Copy every line of the data in which the word "this" occurs.

Task input
####################

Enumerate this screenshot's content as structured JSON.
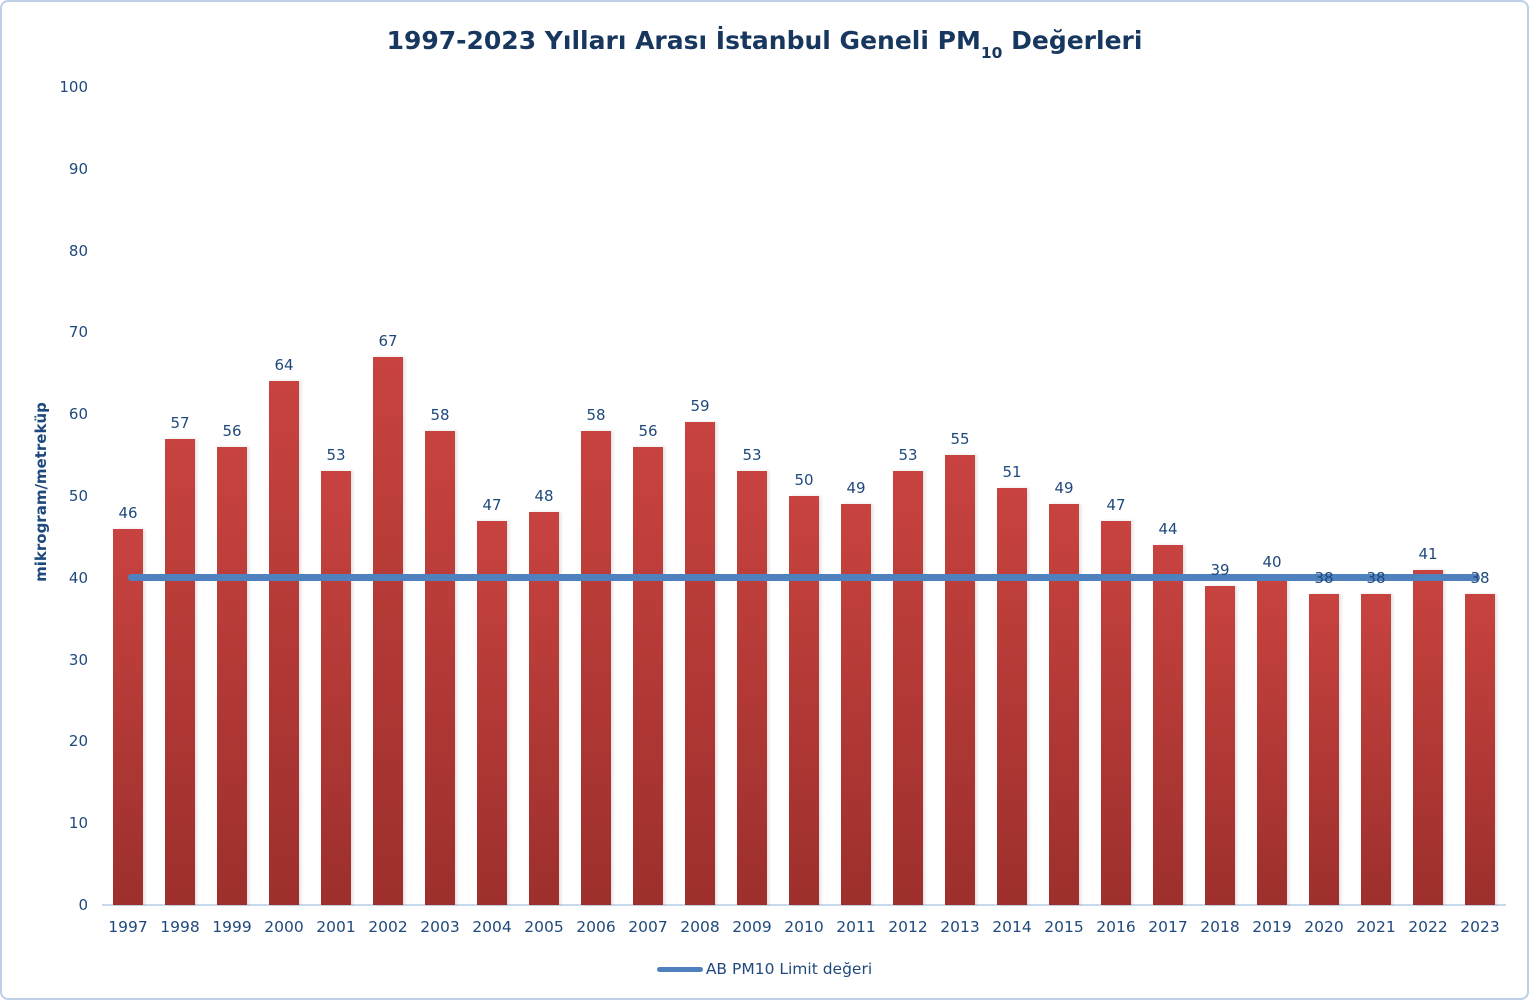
{
  "chart_data": {
    "type": "bar",
    "title": "1997-2023 Yılları Arası İstanbul Geneli PM10 Değerleri",
    "title_parts": {
      "prefix": "1997-2023 Yılları Arası İstanbul Geneli PM",
      "subscript": "10",
      "suffix": " Değerleri"
    },
    "categories": [
      "1997",
      "1998",
      "1999",
      "2000",
      "2001",
      "2002",
      "2003",
      "2004",
      "2005",
      "2006",
      "2007",
      "2008",
      "2009",
      "2010",
      "2011",
      "2012",
      "2013",
      "2014",
      "2015",
      "2016",
      "2017",
      "2018",
      "2019",
      "2020",
      "2021",
      "2022",
      "2023"
    ],
    "values": [
      46,
      57,
      56,
      64,
      53,
      67,
      58,
      47,
      48,
      58,
      56,
      59,
      53,
      50,
      49,
      53,
      55,
      51,
      49,
      47,
      44,
      39,
      40,
      38,
      38,
      41,
      38
    ],
    "xlabel": "",
    "ylabel": "mikrogram/metreküp",
    "ylim": [
      0,
      100
    ],
    "ytick_interval": 10,
    "grid": false,
    "limit_line": {
      "value": 40,
      "label": "AB PM10 Limit değeri"
    },
    "legend": {
      "position": "bottom-center",
      "entries": [
        {
          "label": "AB PM10 Limit değeri",
          "type": "line",
          "color": "#4E81BD"
        }
      ]
    },
    "colors": {
      "bar_top": "#C8433F",
      "bar_bottom": "#9D2F2C",
      "limit_line": "#4E81BD",
      "title_text": "#17375E",
      "axis_text": "#1F497D",
      "axis_line": "#C9D8EA",
      "chart_border": "#BCCFE4"
    }
  }
}
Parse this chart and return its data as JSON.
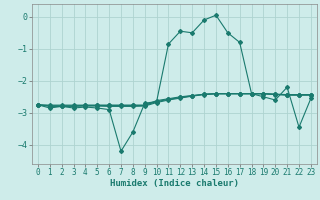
{
  "xlabel": "Humidex (Indice chaleur)",
  "bg_color": "#ceecea",
  "grid_color": "#aed4d0",
  "line_color": "#1a7a6e",
  "xlim": [
    -0.5,
    23.5
  ],
  "ylim": [
    -4.6,
    0.4
  ],
  "yticks": [
    0,
    -1,
    -2,
    -3,
    -4
  ],
  "xticks": [
    0,
    1,
    2,
    3,
    4,
    5,
    6,
    7,
    8,
    9,
    10,
    11,
    12,
    13,
    14,
    15,
    16,
    17,
    18,
    19,
    20,
    21,
    22,
    23
  ],
  "series": [
    {
      "x": [
        0,
        1,
        2,
        3,
        4,
        5,
        6,
        7,
        8,
        9,
        10,
        11,
        12,
        13,
        14,
        15,
        16,
        17,
        18,
        19,
        20,
        21,
        22,
        23
      ],
      "y": [
        -2.75,
        -2.85,
        -2.8,
        -2.85,
        -2.82,
        -2.85,
        -2.9,
        -4.2,
        -3.6,
        -2.7,
        -2.65,
        -0.85,
        -0.45,
        -0.5,
        -0.1,
        0.05,
        -0.5,
        -0.8,
        -2.4,
        -2.5,
        -2.6,
        -2.2,
        -3.45,
        -2.55
      ]
    },
    {
      "x": [
        0,
        1,
        2,
        3,
        4,
        5,
        6,
        7,
        8,
        9,
        10,
        11,
        12,
        13,
        14,
        15,
        16,
        17,
        18,
        19,
        20,
        21,
        22,
        23
      ],
      "y": [
        -2.75,
        -2.78,
        -2.78,
        -2.78,
        -2.77,
        -2.77,
        -2.77,
        -2.77,
        -2.77,
        -2.77,
        -2.65,
        -2.58,
        -2.52,
        -2.47,
        -2.42,
        -2.4,
        -2.4,
        -2.4,
        -2.4,
        -2.4,
        -2.42,
        -2.44,
        -2.44,
        -2.44
      ]
    },
    {
      "x": [
        0,
        1,
        2,
        3,
        4,
        5,
        6,
        7,
        8,
        9,
        10,
        11,
        12,
        13,
        14,
        15,
        16,
        17,
        18,
        19,
        20,
        21,
        22,
        23
      ],
      "y": [
        -2.75,
        -2.8,
        -2.8,
        -2.8,
        -2.79,
        -2.79,
        -2.8,
        -2.8,
        -2.8,
        -2.79,
        -2.68,
        -2.6,
        -2.54,
        -2.48,
        -2.43,
        -2.41,
        -2.41,
        -2.41,
        -2.41,
        -2.41,
        -2.43,
        -2.45,
        -2.45,
        -2.45
      ]
    },
    {
      "x": [
        0,
        1,
        2,
        3,
        4,
        5,
        6,
        7,
        8,
        9,
        10,
        11,
        12,
        13,
        14,
        15,
        16,
        17,
        18,
        19,
        20,
        21,
        22,
        23
      ],
      "y": [
        -2.75,
        -2.76,
        -2.76,
        -2.76,
        -2.76,
        -2.76,
        -2.76,
        -2.76,
        -2.76,
        -2.76,
        -2.62,
        -2.56,
        -2.5,
        -2.46,
        -2.42,
        -2.4,
        -2.4,
        -2.4,
        -2.4,
        -2.4,
        -2.42,
        -2.43,
        -2.43,
        -2.43
      ]
    }
  ],
  "marker": "D",
  "markersize": 2.0,
  "linewidth": 0.8,
  "tick_fontsize": 5.5,
  "xlabel_fontsize": 6.5
}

####################

Exercise answer
Enumerate this screenshot's content as structured JSON.
Parse this chart and return its data as JSON.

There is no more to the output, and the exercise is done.